Direction 1
Could you rewrite the paragraph beginning "I wiped the area" in the Range Rover door post more briefly, keeping its main facts?
Direction 2
Can you write what comes next in the Range Rover door post, starting after its last sentence?

Given passage
Re: 1994 Range Rover

#179 Post by TerryG » Sun May 11, 2014 10:14 pm

Over the past few weekends I have been prepairing some replacement rear doors for my car as the ones fitted have rotted out at the bottom (it is a common LSE rot spot)
One door is now in primer ready for some nice green paint,
the other has had a paint reaction:
reaction1.jpg
reaction1.jpg (111.57 KiB) Viewed 890 times
I wiped the area with some cellulose thinners to remove the primer and hopefully whatever had caused the reaction under it and the blue paint underneath came off
reaction2.jpg
reaction2.jpg (105.02 KiB) Viewed 890 times
I will clean it up tomorrow and try painting just that area again to see what happens otherwise I will have to sand the whole door back to metal.

Dataset
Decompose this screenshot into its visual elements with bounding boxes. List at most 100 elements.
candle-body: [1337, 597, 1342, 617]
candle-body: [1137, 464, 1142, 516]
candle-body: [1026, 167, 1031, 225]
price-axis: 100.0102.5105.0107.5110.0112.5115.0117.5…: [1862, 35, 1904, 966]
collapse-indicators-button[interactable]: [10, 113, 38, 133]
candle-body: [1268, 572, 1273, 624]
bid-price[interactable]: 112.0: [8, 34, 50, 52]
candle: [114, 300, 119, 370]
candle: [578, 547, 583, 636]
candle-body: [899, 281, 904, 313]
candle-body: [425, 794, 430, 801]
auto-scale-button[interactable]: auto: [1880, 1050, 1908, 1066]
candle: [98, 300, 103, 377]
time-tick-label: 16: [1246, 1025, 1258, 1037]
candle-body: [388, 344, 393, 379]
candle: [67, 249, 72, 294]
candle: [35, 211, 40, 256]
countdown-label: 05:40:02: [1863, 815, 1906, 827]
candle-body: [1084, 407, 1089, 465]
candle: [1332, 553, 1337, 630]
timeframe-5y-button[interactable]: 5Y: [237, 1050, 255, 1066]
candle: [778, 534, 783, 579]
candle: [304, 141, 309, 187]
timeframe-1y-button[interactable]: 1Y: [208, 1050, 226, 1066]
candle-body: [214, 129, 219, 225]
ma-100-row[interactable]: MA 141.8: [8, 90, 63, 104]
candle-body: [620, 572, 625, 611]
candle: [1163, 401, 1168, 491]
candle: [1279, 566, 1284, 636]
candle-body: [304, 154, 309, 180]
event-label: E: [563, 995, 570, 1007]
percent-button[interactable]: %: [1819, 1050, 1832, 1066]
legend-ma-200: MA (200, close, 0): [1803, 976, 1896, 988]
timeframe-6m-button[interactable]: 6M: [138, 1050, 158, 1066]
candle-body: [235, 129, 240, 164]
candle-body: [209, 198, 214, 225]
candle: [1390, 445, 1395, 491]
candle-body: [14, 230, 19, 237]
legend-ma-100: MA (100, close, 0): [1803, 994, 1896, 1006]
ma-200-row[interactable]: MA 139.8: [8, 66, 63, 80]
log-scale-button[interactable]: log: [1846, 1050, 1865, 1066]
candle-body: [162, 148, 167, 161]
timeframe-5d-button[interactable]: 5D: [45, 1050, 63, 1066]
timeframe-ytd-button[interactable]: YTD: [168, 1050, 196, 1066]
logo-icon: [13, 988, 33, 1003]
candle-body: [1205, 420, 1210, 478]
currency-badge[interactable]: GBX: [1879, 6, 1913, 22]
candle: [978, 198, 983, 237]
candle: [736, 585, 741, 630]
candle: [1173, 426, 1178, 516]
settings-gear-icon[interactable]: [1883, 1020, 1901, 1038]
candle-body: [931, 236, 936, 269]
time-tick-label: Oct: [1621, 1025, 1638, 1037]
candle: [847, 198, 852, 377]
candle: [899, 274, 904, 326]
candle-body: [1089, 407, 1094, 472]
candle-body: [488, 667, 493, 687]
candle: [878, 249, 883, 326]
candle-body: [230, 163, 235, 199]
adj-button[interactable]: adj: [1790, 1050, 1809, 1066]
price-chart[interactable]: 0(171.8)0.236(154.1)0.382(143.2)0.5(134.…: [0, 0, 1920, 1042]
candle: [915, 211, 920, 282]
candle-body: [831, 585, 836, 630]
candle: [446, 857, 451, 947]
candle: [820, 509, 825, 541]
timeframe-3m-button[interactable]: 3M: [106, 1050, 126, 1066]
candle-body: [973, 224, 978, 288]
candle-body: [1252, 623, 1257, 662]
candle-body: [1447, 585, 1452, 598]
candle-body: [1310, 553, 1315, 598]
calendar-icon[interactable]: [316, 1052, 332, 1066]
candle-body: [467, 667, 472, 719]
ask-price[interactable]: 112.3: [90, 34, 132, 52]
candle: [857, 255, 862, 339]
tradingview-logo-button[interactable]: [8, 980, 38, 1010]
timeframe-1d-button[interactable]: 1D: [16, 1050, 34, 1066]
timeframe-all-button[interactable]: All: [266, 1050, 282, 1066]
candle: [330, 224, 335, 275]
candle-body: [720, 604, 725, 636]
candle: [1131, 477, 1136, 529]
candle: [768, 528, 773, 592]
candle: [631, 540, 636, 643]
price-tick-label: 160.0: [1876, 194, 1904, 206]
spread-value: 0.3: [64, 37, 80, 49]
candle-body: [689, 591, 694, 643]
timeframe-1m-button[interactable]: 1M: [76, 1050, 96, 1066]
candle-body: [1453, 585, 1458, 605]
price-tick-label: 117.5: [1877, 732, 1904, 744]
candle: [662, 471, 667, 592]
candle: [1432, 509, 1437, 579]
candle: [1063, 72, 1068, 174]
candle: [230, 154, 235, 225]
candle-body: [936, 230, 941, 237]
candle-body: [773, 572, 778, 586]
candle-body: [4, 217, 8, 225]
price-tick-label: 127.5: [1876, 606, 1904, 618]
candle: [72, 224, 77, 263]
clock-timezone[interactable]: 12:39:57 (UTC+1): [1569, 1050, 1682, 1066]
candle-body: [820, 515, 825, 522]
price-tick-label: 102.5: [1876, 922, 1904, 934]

Final answer 1
Wiping the area with cellulose thinners, to strip the primer and whatever caused the reaction beneath it, also removed the blue paint underneath.

Final answer 2
Understeer: when you hit the wall with the front of the car.
Oversteer: when you hit the wall with the back of the car.
Horsepower: how fast you hit the wall.
Torque: how far you take the wall with you.

kstrutt1
Posts: 516
Joined: Sat Oct 22, 2011 8:55 pm
Location: essex

Re: 1994 Range Rover

#180 Post by kstrutt1 » Mon May 12, 2014 11:54 am

The other option is to flat it back to the non reacted paint, give it a coat of barcoat then prime and topcoat s normal.